O QUE FAZER>
Copie cada linha dos dados abaixo, na mesma ordem e sem nenhuma alteração.
────────────────────────────────────────
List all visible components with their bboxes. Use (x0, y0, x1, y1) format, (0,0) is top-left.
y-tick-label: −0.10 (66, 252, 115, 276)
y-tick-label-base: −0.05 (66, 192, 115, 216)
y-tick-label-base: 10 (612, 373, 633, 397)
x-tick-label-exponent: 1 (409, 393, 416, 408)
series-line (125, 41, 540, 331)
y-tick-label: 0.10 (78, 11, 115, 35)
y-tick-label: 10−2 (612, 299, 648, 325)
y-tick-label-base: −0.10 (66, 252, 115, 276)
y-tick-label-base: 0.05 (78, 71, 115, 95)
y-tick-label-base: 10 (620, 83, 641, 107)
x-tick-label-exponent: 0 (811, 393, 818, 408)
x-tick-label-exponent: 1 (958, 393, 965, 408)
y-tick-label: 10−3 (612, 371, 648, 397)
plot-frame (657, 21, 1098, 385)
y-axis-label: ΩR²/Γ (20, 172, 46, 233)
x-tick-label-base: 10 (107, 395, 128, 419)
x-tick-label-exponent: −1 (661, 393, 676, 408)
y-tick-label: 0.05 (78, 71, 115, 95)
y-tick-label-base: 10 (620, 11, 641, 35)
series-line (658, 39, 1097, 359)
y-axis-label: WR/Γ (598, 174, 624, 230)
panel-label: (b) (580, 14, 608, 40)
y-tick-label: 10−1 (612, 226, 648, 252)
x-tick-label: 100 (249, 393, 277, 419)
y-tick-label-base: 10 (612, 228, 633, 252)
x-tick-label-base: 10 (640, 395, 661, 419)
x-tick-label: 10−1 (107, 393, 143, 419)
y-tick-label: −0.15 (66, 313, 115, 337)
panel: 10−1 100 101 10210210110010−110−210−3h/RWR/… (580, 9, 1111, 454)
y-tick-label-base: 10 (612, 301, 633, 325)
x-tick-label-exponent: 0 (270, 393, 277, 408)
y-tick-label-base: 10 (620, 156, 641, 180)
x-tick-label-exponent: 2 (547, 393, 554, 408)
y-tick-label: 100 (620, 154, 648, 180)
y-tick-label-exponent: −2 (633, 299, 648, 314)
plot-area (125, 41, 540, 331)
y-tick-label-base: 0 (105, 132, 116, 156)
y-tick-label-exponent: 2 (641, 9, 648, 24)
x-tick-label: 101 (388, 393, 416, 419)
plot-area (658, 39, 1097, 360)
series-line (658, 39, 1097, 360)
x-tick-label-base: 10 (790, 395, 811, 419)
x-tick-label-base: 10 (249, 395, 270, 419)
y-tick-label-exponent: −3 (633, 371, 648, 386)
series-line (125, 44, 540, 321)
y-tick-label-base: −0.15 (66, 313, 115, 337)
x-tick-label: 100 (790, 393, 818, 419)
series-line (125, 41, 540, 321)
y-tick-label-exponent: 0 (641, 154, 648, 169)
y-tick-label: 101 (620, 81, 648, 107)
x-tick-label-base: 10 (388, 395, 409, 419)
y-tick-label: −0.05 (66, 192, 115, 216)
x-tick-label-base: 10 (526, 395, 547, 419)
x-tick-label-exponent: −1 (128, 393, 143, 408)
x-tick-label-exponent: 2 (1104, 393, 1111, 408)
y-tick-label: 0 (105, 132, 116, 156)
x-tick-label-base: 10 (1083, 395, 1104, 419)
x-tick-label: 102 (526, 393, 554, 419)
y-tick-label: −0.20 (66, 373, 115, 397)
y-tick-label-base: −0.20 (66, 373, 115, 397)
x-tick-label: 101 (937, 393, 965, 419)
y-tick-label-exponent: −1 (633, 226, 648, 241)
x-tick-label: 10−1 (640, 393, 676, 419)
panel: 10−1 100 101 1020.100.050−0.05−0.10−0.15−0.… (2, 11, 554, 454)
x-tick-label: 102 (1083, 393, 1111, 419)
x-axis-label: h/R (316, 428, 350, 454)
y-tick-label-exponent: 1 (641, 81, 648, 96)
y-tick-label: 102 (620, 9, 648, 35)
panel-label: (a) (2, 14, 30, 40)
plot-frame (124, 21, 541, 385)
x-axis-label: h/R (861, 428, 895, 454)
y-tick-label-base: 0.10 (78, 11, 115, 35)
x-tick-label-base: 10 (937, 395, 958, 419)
────────────────────────────────────────
TAREFA CONCLUÍDA>
List all visible components with their bboxes. Use (x0, y0, x1, y1) format, (0,0) is top-left.
y-tick-label: −0.10 (66, 252, 115, 276)
y-tick-label-base: −0.05 (66, 192, 115, 216)
y-tick-label-base: 10 (612, 373, 633, 397)
x-tick-label-exponent: 1 (409, 393, 416, 408)
series-line (125, 41, 540, 331)
y-tick-label: 0.10 (78, 11, 115, 35)
y-tick-label: 10−2 (612, 299, 648, 325)
y-tick-label-base: −0.10 (66, 252, 115, 276)
y-tick-label-base: 0.05 (78, 71, 115, 95)
y-tick-label-base: 10 (620, 83, 641, 107)
x-tick-label-exponent: 0 (811, 393, 818, 408)
x-tick-label-exponent: 1 (958, 393, 965, 408)
y-tick-label: 10−3 (612, 371, 648, 397)
plot-frame (657, 21, 1098, 385)
y-axis-label: ΩR²/Γ (20, 172, 46, 233)
x-tick-label-base: 10 (107, 395, 128, 419)
x-tick-label-exponent: −1 (661, 393, 676, 408)
y-tick-label: 0.05 (78, 71, 115, 95)
y-tick-label-base: 10 (620, 11, 641, 35)
series-line (658, 39, 1097, 359)
y-axis-label: WR/Γ (598, 174, 624, 230)
panel-label: (b) (580, 14, 608, 40)
y-tick-label: 10−1 (612, 226, 648, 252)
x-tick-label: 100 (249, 393, 277, 419)
y-tick-label-base: 10 (612, 228, 633, 252)
x-tick-label-base: 10 (640, 395, 661, 419)
x-tick-label: 10−1 (107, 393, 143, 419)
y-tick-label: −0.15 (66, 313, 115, 337)
panel: 10−1 100 101 10210210110010−110−210−3h/RWR/… (580, 9, 1111, 454)
y-tick-label-base: 10 (612, 301, 633, 325)
x-tick-label-exponent: 0 (270, 393, 277, 408)
y-tick-label-base: 10 (620, 156, 641, 180)
x-tick-label-exponent: 2 (547, 393, 554, 408)
y-tick-label: 100 (620, 154, 648, 180)
y-tick-label-exponent: −2 (633, 299, 648, 314)
plot-area (125, 41, 540, 331)
y-tick-label-base: 0 (105, 132, 116, 156)
y-tick-label-exponent: 2 (641, 9, 648, 24)
x-tick-label: 101 (388, 393, 416, 419)
plot-area (658, 39, 1097, 360)
series-line (658, 39, 1097, 360)
x-tick-label-base: 10 (790, 395, 811, 419)
x-tick-label-base: 10 (249, 395, 270, 419)
y-tick-label-exponent: −3 (633, 371, 648, 386)
series-line (125, 44, 540, 321)
y-tick-label-base: −0.15 (66, 313, 115, 337)
x-tick-label: 100 (790, 393, 818, 419)
series-line (125, 41, 540, 321)
y-tick-label-exponent: 0 (641, 154, 648, 169)
y-tick-label: 101 (620, 81, 648, 107)
x-tick-label-base: 10 (388, 395, 409, 419)
y-tick-label: −0.05 (66, 192, 115, 216)
x-tick-label-base: 10 (526, 395, 547, 419)
x-tick-label-exponent: −1 (128, 393, 143, 408)
x-tick-label-exponent: 2 (1104, 393, 1111, 408)
y-tick-label: 0 (105, 132, 116, 156)
x-tick-label-base: 10 (1083, 395, 1104, 419)
x-tick-label: 102 (526, 393, 554, 419)
y-tick-label: −0.20 (66, 373, 115, 397)
y-tick-label-base: −0.20 (66, 373, 115, 397)
x-tick-label: 101 (937, 393, 965, 419)
y-tick-label-exponent: −1 (633, 226, 648, 241)
x-tick-label: 10−1 (640, 393, 676, 419)
panel: 10−1 100 101 1020.100.050−0.05−0.10−0.15−0.… (2, 11, 554, 454)
x-tick-label: 102 (1083, 393, 1111, 419)
x-axis-label: h/R (316, 428, 350, 454)
y-tick-label-exponent: 1 (641, 81, 648, 96)
y-tick-label: 102 (620, 9, 648, 35)
panel-label: (a) (2, 14, 30, 40)
plot-frame (124, 21, 541, 385)
x-axis-label: h/R (861, 428, 895, 454)
y-tick-label-base: 0.10 (78, 11, 115, 35)
x-tick-label-base: 10 (937, 395, 958, 419)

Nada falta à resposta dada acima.